* _What you are asked to do_: Output the records exactly as they appear, with no pictures included.

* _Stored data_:
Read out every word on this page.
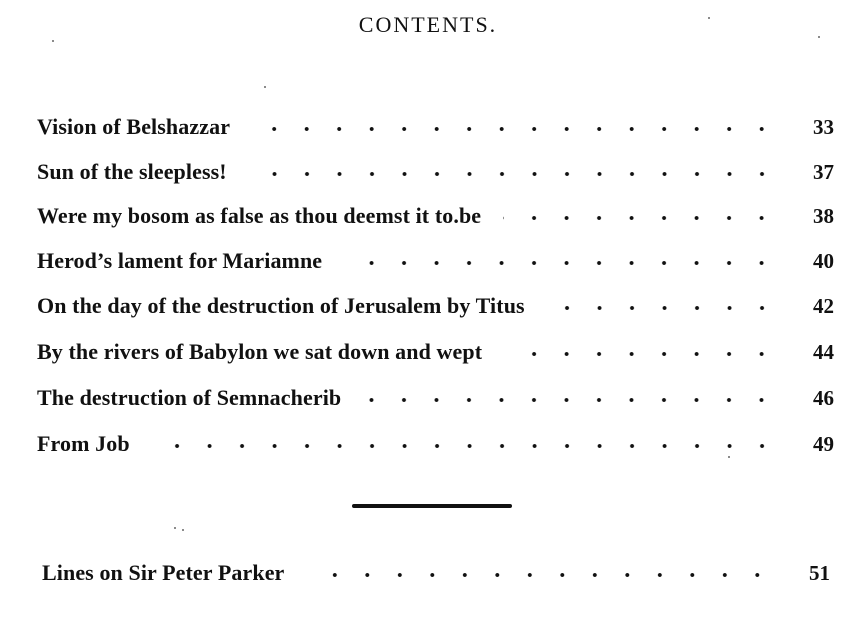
CONTENTS.
Vision of Belshazzar	33
Sun of the sleepless!	37
Were my bosom as false as thou deemst it to.be	38
Herod’s lament for Mariamne	40
On the day of the destruction of Jerusalem by Titus	42
By the rivers of Babylon we sat down and wept	44
The destruction of Semnacherib	46
From Job	49
Lines on Sir Peter Parker	51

* _Exercise solution_:
Read out every word on this page.
CONTENTS.
Vision of Belshazzar	33
Sun of the sleepless!	37
Were my bosom as false as thou deemst it to.be	38
Herod’s lament for Mariamne	40
On the day of the destruction of Jerusalem by Titus	42
By the rivers of Babylon we sat down and wept	44
The destruction of Semnacherib	46
From Job	49
Lines on Sir Peter Parker	51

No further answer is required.